Data entries:
◇ ◇ ◇ ◇ ◇ ◇ ◇
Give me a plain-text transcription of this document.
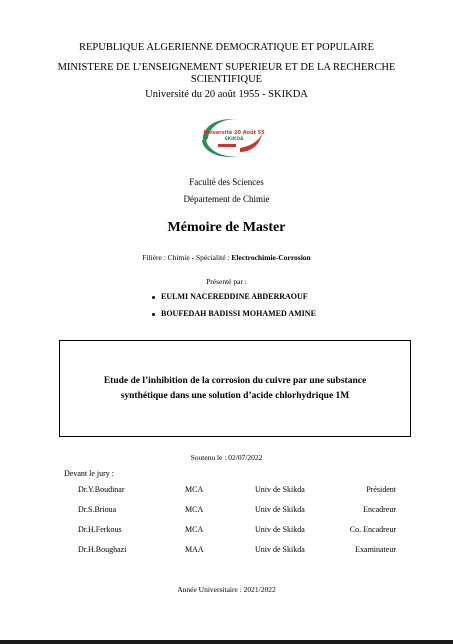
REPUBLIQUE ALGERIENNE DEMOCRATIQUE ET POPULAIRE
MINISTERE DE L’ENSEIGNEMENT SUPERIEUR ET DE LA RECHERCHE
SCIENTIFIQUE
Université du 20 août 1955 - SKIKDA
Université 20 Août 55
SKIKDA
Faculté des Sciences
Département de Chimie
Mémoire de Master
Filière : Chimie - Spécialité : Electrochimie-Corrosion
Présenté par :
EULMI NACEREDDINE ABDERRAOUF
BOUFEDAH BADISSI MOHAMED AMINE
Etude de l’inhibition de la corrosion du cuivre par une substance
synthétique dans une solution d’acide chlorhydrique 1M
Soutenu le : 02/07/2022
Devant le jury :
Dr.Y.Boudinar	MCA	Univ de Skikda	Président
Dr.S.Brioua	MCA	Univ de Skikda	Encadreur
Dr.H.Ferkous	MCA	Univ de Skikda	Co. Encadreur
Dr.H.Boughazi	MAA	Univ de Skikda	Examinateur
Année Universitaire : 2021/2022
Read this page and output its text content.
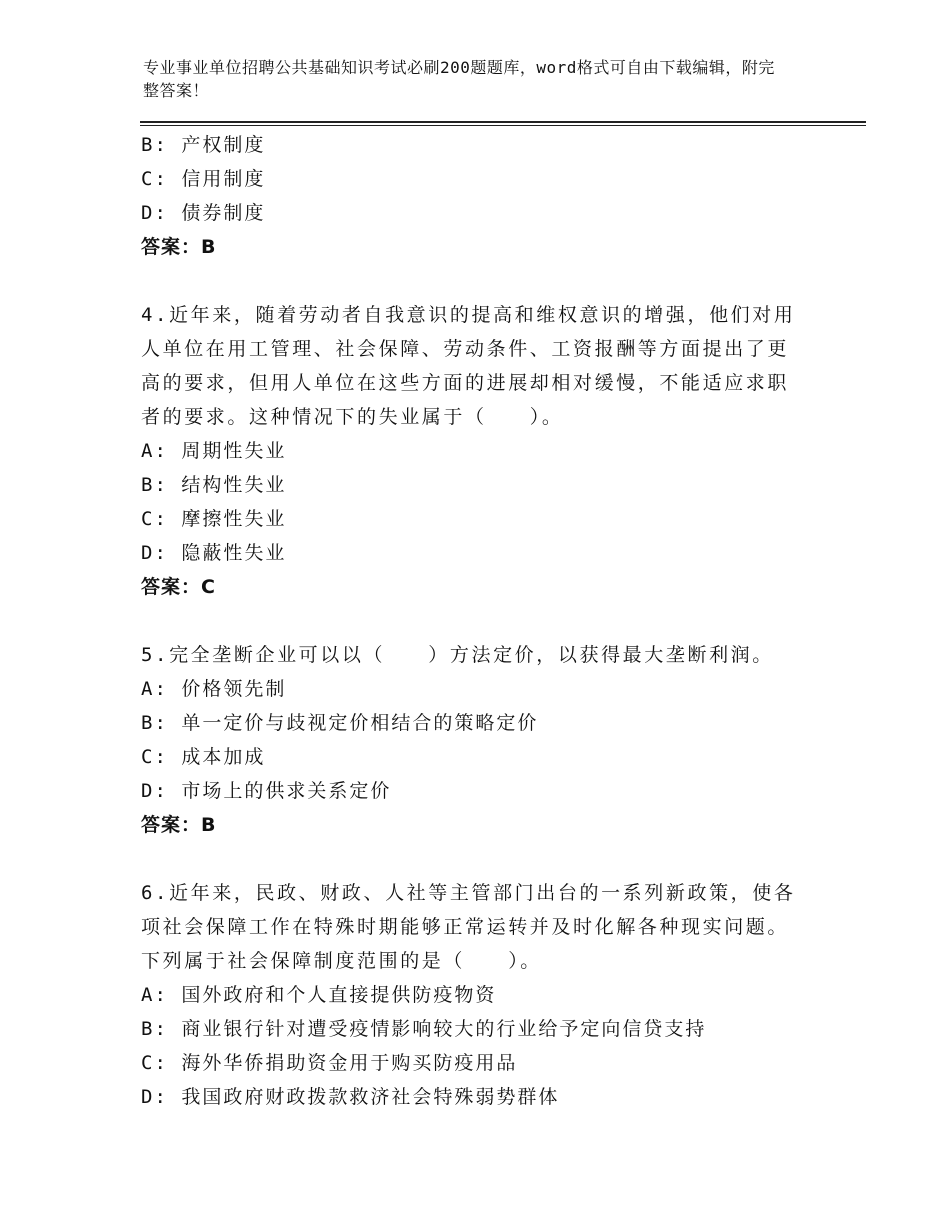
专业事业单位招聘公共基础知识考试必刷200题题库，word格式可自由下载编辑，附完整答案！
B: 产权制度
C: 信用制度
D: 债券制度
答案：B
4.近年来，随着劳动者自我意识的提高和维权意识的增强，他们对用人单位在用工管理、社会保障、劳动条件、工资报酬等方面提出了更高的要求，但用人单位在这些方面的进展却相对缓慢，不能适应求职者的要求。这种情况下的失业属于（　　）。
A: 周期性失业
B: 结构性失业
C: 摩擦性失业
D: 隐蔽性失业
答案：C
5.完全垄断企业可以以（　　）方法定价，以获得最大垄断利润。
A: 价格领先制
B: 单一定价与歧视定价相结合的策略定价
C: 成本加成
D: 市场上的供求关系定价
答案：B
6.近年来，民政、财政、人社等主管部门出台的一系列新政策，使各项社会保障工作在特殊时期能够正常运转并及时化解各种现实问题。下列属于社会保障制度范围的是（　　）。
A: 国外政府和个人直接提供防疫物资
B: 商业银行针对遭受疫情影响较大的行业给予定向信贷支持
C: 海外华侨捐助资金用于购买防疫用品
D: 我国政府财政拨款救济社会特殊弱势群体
◇ ◇ ◇ ◇ ◇ ◇ ◇
Task directions: Pick out the lines containing the string "Université".

Output of the task:
Université du 20 août 1955 - SKIKDA
Université 20 Août 55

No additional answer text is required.